• _Information given_:
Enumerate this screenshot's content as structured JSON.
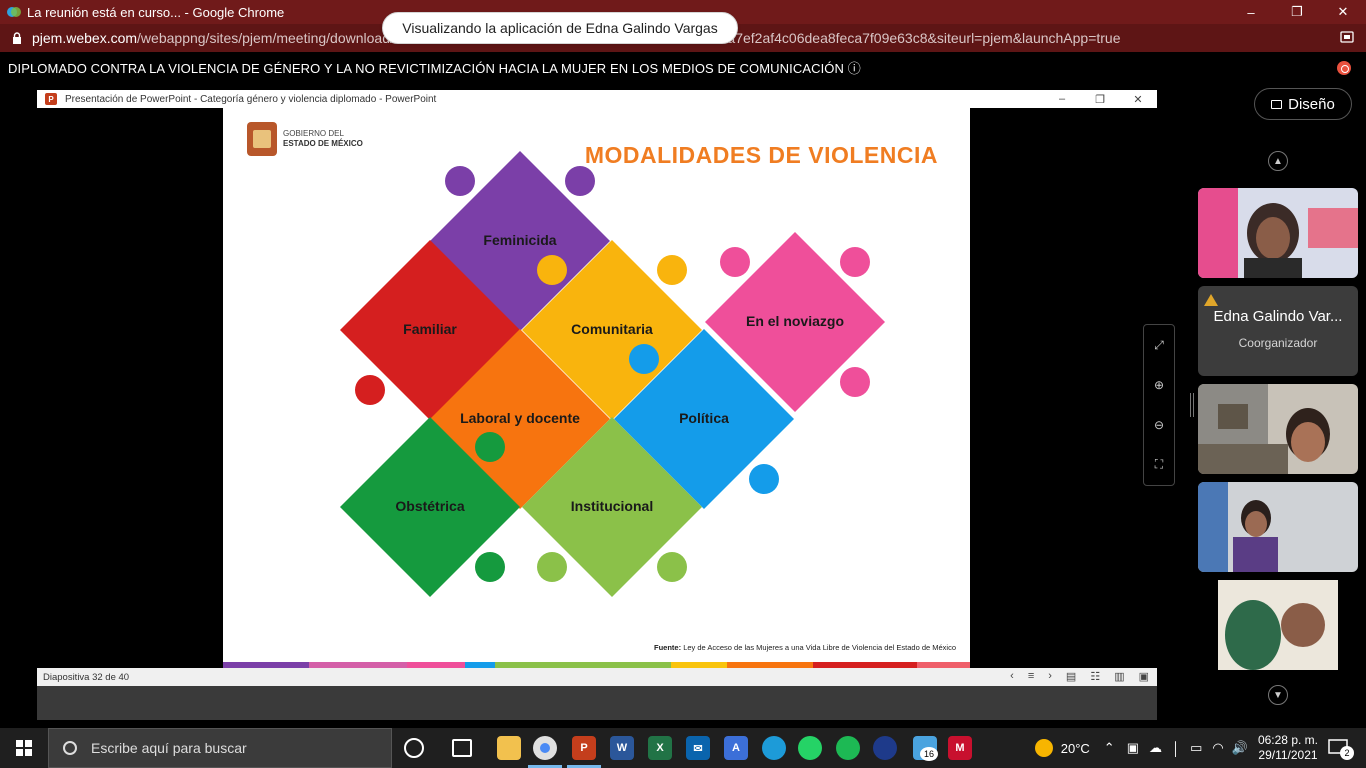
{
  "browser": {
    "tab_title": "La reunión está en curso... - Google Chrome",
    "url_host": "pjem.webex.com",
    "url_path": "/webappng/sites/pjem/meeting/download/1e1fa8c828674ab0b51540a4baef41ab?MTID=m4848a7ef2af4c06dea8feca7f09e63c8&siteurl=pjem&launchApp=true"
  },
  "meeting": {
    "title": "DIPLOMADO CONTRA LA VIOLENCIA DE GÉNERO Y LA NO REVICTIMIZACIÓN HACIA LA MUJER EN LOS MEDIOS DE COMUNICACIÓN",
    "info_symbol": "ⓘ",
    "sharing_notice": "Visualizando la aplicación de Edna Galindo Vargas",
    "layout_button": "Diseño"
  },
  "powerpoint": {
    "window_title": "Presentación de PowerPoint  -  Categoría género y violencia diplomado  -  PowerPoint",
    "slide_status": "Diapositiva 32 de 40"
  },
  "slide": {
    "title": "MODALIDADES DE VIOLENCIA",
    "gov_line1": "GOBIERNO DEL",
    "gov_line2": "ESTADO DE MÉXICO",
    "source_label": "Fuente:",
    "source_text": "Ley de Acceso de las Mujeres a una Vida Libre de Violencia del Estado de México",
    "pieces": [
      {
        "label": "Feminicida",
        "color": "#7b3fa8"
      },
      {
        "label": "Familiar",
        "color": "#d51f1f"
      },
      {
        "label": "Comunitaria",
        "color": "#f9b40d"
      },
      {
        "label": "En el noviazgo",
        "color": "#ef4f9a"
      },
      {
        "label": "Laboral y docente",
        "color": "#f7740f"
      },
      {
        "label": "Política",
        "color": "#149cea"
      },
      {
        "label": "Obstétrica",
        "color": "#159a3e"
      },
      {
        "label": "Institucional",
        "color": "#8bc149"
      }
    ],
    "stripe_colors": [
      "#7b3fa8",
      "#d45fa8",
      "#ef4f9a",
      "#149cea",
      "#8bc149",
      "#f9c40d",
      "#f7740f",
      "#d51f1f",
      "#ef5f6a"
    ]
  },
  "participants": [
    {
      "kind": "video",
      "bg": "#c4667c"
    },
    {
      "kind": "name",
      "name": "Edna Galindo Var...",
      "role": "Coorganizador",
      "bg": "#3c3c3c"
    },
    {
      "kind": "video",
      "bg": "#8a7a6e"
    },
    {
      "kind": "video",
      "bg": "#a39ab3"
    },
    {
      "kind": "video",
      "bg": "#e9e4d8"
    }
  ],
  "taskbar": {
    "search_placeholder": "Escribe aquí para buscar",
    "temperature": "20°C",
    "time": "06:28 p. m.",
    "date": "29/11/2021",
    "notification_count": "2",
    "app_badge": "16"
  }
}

...

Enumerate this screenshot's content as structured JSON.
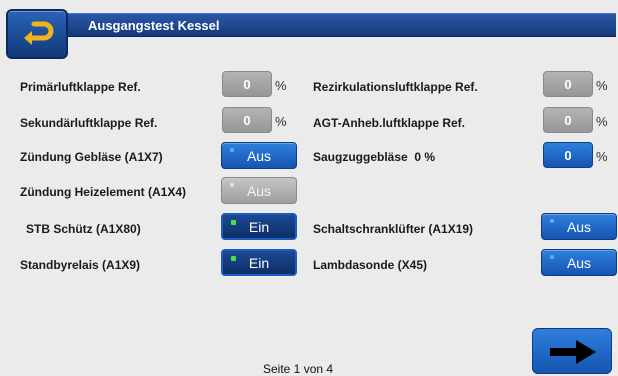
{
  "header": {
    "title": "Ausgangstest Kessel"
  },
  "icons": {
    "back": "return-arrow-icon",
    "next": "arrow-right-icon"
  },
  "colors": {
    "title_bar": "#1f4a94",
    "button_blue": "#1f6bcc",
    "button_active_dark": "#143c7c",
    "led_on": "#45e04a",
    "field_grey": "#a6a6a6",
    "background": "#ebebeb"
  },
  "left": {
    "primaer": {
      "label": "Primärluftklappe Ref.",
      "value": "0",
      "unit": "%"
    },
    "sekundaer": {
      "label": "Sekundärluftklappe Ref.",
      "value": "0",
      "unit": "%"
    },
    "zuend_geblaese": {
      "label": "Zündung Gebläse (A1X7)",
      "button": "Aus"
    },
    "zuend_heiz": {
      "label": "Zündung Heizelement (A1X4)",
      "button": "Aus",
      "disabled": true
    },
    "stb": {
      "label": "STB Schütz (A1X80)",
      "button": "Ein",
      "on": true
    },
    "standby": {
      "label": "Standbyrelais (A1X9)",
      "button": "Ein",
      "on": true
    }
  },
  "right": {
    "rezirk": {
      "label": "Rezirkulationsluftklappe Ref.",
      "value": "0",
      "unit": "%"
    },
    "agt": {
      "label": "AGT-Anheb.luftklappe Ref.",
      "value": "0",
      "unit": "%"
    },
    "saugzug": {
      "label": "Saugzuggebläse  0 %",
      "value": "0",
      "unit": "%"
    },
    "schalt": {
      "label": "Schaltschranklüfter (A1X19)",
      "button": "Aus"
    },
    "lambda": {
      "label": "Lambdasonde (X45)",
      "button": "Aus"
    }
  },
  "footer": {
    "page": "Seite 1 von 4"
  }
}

• _Request_: Copy every line that includes the string "meeting" from the material above.

• _Task result_:
    "url_path": "/webappng/sites/pjem/meeting/download/1e1fa8c828674ab0b51540a4baef41ab?MTID=m4848a7ef2af4c06dea8feca7f09e63c8&siteurl=pjem&launchApp=true"
  "meeting": {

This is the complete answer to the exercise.